-- start INPUT DATA --

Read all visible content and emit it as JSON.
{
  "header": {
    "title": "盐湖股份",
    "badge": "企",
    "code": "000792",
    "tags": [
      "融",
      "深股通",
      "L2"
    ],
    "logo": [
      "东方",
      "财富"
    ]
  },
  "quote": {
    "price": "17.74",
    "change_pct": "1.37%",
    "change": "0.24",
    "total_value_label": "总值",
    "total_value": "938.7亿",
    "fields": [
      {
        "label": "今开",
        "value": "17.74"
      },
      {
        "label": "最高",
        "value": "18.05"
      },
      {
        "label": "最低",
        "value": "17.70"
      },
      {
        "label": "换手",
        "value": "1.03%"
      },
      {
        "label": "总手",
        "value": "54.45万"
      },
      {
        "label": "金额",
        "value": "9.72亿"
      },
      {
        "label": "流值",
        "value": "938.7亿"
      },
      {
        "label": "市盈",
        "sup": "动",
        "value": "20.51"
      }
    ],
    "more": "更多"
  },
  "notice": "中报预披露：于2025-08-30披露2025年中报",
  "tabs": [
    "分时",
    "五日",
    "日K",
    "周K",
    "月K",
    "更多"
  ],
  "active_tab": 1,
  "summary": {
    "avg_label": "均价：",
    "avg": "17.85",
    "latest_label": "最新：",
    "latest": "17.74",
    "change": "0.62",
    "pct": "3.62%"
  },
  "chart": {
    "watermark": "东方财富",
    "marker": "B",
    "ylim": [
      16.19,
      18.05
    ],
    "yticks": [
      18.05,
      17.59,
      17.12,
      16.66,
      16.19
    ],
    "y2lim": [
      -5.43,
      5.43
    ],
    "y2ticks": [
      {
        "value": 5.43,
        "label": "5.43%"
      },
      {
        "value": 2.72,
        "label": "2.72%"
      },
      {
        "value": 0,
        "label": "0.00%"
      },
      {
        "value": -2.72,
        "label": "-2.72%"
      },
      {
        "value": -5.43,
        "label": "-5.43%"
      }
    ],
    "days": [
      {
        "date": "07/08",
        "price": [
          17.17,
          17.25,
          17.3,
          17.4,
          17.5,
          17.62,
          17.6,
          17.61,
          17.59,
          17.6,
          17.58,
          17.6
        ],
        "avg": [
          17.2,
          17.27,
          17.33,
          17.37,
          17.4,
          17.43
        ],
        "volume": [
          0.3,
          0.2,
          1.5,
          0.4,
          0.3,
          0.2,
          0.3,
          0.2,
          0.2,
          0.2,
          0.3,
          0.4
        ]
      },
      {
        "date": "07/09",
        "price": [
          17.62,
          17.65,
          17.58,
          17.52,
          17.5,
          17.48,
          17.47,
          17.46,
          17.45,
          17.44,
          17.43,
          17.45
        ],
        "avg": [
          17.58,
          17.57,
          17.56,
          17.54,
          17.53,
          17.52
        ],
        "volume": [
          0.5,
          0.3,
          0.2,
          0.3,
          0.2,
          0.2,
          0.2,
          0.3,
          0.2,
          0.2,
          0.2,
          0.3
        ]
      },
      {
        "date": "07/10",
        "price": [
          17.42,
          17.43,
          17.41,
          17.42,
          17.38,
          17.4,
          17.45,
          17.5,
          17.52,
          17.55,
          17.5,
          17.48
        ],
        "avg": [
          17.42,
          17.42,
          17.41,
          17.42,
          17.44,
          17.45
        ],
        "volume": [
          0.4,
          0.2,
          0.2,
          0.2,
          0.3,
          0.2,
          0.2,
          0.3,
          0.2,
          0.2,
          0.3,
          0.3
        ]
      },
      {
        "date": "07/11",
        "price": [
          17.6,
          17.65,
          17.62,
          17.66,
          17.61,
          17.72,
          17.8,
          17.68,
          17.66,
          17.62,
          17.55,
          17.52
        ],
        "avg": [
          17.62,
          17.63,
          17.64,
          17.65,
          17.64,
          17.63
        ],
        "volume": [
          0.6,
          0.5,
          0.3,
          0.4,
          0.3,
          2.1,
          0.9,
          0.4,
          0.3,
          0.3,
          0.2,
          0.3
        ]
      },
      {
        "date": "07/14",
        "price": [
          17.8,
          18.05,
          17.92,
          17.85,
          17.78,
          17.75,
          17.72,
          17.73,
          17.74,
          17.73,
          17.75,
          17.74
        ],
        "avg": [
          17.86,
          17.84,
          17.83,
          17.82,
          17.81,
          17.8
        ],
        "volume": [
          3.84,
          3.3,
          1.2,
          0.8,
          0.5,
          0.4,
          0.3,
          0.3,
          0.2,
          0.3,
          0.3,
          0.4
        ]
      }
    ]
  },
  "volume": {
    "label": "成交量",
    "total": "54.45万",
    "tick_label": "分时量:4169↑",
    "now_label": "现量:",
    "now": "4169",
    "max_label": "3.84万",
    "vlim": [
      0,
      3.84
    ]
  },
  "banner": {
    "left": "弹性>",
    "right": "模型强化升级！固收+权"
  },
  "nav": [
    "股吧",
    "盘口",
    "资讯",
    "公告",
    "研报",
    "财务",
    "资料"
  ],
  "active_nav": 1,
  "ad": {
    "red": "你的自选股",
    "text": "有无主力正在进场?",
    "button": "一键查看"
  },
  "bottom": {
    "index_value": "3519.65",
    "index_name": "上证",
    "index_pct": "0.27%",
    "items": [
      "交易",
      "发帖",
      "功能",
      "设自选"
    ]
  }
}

-- end INPUT DATA --
-- start INPUT DATA --

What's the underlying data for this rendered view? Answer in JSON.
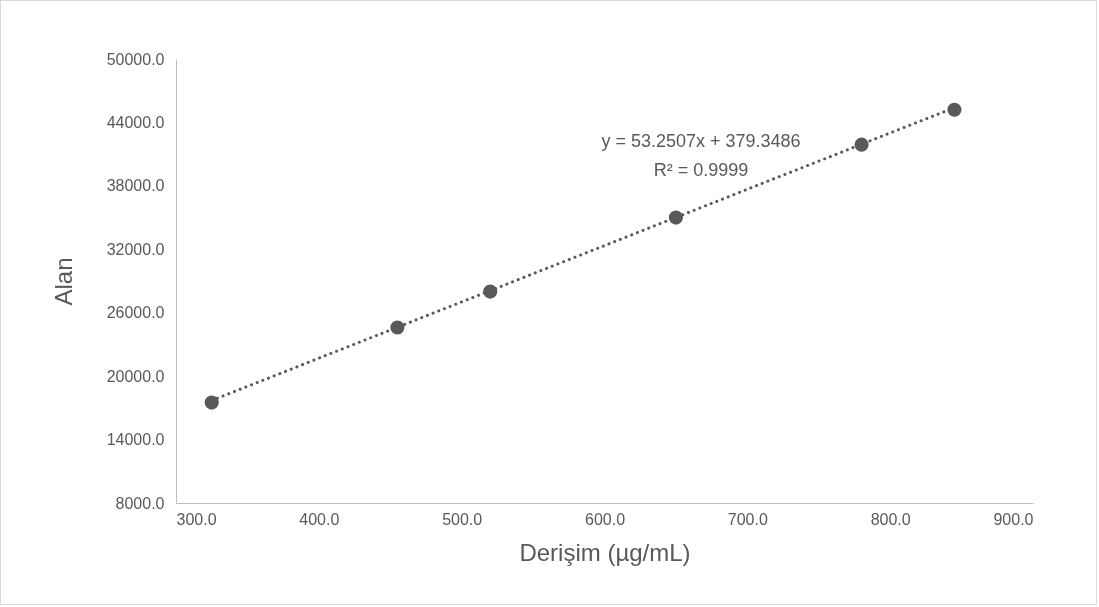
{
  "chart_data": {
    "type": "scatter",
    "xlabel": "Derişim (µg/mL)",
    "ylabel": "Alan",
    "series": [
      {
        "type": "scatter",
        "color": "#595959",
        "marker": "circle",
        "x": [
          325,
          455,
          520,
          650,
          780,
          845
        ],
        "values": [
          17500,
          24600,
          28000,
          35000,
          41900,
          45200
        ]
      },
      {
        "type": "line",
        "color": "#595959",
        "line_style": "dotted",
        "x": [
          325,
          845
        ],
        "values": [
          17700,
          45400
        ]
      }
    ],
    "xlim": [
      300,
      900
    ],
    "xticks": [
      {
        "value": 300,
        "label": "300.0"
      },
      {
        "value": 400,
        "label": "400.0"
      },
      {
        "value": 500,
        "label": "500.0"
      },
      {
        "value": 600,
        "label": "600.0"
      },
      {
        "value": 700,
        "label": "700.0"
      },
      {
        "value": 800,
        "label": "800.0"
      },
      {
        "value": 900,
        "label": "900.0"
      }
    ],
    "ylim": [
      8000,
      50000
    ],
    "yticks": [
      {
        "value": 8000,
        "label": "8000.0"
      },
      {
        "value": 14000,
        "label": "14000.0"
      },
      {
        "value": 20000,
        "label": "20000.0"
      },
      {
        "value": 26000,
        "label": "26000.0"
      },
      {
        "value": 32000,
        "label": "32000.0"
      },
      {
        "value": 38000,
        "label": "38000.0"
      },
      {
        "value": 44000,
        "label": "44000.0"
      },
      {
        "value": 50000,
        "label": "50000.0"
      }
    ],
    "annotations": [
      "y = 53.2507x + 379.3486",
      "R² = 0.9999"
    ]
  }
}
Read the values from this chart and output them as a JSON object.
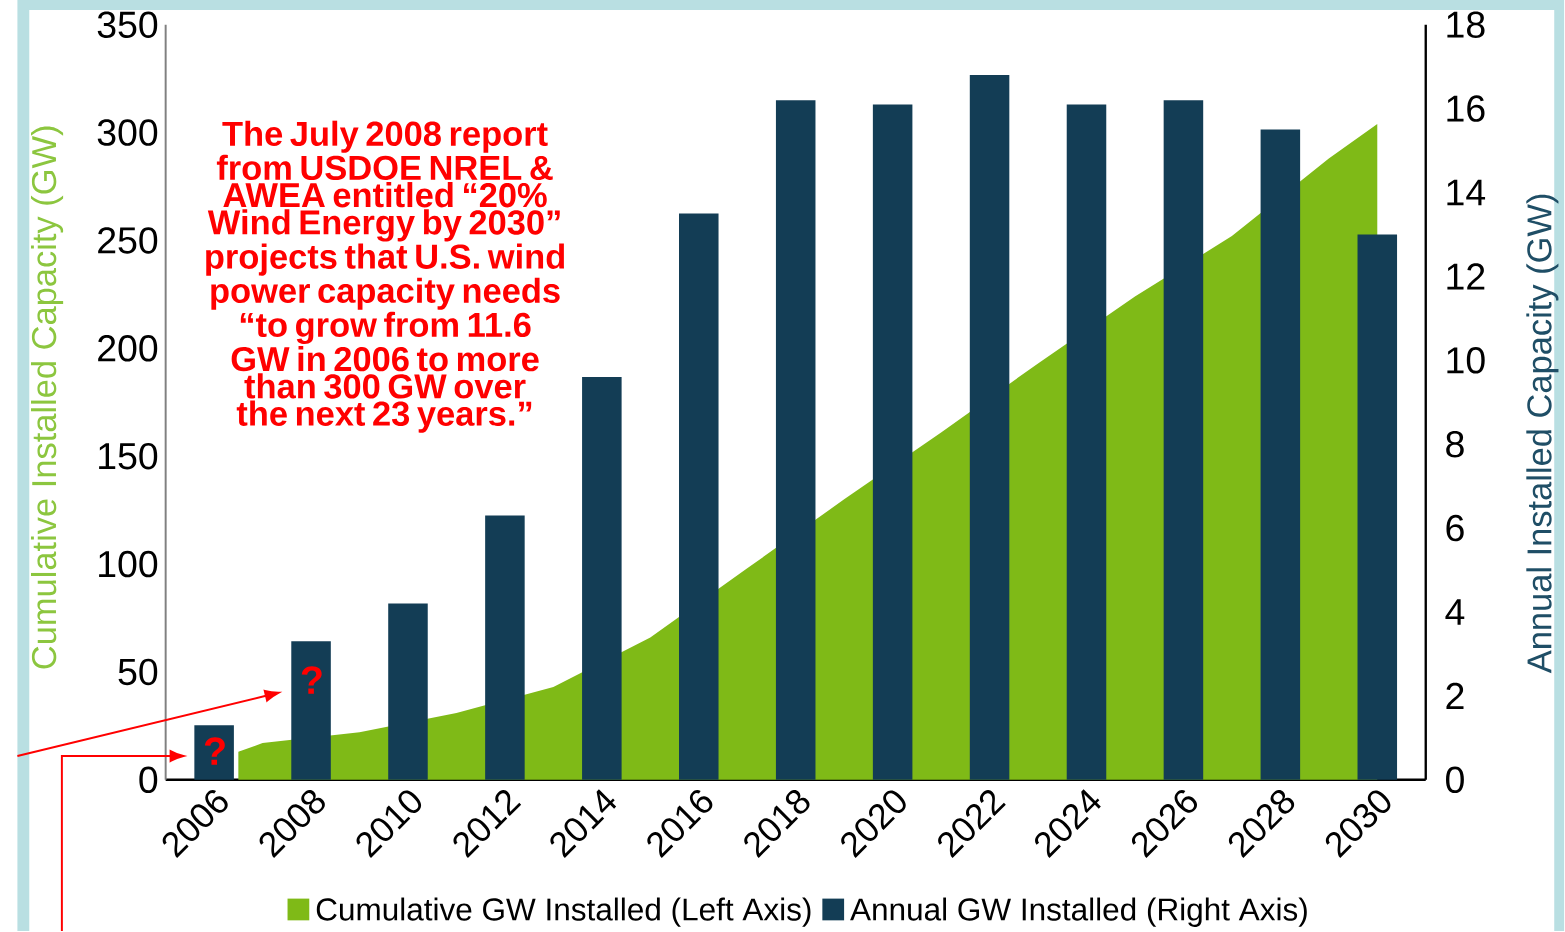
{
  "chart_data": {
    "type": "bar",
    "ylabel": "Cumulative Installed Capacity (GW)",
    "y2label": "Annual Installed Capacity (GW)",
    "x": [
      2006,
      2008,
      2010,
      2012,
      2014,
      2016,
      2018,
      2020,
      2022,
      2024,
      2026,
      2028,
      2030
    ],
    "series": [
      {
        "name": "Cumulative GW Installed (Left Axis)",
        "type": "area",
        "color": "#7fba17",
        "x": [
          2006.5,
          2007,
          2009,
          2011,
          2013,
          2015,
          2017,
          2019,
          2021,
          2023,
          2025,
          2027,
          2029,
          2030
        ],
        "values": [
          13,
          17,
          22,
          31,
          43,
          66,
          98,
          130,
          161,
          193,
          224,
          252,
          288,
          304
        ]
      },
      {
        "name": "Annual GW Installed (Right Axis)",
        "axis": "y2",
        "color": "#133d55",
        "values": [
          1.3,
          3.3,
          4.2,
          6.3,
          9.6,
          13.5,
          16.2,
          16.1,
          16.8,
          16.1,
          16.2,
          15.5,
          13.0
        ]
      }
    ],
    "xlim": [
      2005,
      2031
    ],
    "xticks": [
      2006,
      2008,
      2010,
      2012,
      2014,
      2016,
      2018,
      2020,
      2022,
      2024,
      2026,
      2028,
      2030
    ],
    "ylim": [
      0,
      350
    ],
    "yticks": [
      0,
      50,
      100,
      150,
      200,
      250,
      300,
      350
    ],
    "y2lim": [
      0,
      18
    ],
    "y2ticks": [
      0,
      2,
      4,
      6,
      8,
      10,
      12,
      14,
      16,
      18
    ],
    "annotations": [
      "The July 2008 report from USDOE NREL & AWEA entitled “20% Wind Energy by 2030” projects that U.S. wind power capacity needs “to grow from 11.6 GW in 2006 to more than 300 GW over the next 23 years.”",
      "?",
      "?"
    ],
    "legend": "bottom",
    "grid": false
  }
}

-- end INPUT DATA --

-- WORK TO DO --
Copy each line of the listing that contains the string "more".

-- COMPLETE ANSWER --
    "more": "更多"
      "The July 2008 report from USDOE NREL & AWEA entitled “20% Wind Energy by 2030” projects that U.S. wind power capacity needs “to grow from 11.6 GW in 2006 to more than 300 GW over the next 23 years.”",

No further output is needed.